Data records:
## start
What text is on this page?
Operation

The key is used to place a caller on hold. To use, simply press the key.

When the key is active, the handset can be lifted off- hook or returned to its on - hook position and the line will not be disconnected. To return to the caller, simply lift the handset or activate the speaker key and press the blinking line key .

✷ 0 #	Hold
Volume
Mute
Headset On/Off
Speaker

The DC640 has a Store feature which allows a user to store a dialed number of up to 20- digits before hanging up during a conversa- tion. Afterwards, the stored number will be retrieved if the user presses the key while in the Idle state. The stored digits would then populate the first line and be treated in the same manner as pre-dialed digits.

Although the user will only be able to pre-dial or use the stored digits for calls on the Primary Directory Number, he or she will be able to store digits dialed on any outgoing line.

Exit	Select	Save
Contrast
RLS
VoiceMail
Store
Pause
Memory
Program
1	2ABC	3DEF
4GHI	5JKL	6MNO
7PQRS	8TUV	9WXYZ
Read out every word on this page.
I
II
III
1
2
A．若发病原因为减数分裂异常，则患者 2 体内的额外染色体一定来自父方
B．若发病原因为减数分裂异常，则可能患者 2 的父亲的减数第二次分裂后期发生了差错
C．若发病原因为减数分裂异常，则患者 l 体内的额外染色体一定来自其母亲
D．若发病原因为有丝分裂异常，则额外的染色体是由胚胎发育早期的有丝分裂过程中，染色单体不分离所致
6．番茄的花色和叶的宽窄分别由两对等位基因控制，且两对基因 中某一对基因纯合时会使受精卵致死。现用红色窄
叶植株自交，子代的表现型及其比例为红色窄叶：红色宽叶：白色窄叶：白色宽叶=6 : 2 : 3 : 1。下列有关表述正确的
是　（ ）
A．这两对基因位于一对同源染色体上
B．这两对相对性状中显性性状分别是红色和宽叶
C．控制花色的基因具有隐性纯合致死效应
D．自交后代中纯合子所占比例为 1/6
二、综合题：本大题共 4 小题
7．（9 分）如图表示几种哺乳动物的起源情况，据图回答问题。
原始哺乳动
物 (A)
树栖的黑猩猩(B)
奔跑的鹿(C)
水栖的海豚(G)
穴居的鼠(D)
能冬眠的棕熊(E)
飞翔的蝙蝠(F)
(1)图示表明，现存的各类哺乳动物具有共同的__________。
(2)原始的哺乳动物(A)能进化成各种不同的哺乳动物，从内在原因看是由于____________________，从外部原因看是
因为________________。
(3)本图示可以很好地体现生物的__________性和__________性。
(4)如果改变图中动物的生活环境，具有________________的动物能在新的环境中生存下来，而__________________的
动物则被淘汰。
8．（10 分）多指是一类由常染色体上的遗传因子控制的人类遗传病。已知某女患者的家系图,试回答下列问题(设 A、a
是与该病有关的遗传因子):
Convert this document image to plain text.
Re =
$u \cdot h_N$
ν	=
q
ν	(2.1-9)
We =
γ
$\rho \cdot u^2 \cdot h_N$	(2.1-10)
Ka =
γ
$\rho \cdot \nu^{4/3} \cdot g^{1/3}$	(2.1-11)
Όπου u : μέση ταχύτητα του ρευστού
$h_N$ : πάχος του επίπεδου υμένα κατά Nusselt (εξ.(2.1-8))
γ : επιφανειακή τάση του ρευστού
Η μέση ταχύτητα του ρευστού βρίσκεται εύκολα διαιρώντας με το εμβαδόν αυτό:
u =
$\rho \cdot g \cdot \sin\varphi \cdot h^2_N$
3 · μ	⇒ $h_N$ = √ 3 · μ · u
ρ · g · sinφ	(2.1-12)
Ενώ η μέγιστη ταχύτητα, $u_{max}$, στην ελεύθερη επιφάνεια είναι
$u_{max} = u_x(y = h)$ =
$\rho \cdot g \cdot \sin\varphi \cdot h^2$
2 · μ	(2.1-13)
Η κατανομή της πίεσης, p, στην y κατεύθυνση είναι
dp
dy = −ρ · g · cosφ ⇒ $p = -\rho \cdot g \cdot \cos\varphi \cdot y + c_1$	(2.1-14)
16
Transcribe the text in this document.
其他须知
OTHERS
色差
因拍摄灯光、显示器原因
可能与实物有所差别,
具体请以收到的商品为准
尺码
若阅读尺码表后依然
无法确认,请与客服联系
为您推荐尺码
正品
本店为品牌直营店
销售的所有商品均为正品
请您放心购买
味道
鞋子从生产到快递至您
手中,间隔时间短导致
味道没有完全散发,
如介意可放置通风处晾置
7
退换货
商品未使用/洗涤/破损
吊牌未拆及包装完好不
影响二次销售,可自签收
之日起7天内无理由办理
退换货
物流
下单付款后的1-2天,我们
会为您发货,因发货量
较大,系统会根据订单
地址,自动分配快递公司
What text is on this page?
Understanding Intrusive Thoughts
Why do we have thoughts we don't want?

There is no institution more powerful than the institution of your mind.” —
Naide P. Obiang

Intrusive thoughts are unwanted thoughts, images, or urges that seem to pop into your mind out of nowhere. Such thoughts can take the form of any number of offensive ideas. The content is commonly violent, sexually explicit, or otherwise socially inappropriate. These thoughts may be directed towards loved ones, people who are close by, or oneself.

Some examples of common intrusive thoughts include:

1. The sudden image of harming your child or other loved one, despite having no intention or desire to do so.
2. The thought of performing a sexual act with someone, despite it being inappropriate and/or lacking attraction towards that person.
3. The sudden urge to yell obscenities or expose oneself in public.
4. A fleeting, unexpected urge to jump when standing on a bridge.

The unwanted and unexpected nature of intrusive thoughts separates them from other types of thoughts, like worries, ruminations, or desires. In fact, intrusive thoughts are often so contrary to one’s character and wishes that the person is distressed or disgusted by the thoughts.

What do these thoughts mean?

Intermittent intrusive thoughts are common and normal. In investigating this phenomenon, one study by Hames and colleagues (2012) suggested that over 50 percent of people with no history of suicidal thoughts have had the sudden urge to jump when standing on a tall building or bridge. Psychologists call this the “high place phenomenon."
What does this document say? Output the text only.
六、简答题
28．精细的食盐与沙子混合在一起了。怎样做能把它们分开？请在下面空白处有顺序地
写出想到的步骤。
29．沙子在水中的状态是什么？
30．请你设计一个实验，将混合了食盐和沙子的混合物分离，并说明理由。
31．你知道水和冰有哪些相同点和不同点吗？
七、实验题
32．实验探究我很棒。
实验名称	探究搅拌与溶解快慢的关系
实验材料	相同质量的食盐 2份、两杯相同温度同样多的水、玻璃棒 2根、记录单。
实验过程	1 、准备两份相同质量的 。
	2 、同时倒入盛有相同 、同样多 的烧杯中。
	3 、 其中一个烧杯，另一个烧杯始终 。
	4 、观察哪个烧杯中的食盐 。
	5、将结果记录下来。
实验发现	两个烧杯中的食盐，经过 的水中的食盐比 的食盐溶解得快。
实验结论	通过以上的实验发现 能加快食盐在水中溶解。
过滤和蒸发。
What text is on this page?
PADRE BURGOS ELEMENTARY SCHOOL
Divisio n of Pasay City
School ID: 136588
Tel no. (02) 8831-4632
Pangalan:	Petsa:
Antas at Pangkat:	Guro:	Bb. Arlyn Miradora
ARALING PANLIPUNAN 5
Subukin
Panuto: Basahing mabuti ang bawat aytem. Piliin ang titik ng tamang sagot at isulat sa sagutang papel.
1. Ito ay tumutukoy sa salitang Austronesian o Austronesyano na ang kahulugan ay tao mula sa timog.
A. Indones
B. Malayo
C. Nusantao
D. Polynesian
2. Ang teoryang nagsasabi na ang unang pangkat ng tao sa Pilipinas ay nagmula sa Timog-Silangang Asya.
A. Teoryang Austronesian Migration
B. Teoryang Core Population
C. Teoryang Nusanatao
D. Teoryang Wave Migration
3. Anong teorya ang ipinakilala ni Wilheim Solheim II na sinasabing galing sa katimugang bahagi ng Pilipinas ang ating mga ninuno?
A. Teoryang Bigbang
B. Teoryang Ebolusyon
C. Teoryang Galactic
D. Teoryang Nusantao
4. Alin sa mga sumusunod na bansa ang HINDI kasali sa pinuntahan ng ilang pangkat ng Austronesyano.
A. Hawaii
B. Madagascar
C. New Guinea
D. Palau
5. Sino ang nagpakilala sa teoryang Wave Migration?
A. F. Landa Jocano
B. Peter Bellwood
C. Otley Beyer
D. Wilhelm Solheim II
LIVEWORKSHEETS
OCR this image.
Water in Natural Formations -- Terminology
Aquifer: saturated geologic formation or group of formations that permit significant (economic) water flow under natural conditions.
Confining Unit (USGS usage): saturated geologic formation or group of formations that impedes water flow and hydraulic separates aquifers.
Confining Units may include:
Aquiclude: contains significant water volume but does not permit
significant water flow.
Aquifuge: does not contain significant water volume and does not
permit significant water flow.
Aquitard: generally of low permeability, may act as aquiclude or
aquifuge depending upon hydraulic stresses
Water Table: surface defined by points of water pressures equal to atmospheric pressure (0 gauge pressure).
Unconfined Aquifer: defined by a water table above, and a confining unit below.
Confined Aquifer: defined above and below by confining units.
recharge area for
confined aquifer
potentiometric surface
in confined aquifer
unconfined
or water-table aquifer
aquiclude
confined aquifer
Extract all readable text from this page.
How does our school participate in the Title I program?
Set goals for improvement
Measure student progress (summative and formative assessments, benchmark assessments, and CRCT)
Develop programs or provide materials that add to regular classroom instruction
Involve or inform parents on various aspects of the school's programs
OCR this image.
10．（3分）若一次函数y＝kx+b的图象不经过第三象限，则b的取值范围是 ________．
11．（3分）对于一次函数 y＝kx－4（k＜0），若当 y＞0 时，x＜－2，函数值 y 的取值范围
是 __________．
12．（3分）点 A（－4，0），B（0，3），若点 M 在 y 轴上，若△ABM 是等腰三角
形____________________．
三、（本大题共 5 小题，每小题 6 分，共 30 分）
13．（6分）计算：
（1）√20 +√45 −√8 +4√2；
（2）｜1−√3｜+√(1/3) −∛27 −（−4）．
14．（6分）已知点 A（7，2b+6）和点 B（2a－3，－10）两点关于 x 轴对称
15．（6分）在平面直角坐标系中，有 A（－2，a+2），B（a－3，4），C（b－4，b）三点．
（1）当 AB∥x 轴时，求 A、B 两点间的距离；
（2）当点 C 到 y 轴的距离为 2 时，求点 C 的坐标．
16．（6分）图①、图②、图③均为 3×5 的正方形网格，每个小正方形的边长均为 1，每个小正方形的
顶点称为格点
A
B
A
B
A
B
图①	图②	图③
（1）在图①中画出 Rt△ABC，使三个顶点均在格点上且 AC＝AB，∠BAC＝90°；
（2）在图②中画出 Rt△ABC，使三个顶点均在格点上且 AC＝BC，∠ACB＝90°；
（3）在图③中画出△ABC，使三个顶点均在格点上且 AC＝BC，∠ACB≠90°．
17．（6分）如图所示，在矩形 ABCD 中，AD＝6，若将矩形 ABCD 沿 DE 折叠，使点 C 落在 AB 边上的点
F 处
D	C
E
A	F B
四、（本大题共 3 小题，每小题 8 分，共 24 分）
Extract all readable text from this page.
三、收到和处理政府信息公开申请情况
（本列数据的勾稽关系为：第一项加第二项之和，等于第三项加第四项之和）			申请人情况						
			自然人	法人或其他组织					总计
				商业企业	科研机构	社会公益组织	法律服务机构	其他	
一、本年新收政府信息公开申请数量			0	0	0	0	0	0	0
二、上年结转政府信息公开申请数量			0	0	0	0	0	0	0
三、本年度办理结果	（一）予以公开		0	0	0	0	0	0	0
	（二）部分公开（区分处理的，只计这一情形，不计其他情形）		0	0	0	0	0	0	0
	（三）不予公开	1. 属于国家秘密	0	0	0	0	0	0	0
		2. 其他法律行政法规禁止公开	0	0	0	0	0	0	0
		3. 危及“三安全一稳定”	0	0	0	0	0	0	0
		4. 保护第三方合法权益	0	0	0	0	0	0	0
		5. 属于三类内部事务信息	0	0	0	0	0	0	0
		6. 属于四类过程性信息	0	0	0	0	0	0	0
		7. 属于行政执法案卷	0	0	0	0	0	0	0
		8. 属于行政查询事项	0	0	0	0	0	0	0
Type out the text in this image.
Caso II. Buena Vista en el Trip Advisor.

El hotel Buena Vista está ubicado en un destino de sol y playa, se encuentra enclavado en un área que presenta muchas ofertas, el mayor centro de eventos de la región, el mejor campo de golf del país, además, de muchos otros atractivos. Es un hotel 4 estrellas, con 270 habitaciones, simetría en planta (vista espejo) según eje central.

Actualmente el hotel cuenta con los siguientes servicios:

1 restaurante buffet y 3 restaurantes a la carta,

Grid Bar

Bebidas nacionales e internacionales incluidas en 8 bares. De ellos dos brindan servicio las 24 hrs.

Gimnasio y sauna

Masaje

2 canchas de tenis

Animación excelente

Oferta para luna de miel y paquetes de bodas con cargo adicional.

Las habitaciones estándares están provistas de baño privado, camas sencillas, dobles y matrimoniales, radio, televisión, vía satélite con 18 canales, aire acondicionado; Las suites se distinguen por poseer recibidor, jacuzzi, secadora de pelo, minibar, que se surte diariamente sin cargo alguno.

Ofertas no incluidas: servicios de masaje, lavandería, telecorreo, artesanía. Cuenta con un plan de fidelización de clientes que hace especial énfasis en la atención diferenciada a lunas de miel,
## end
Given task:
Look through the entries and find each line that has the string "ταχύτητα". Copy those lines.

Answer to the task:
Όπου u : μέση ταχύτητα του ρευστού
Η μέση ταχύτητα του ρευστού βρίσκεται εύκολα διαιρώντας με το εμβαδόν αυτό:
Ενώ η μέγιστη ταχύτητα, $u_{max}$, στην ελεύθερη επιφάνεια είναι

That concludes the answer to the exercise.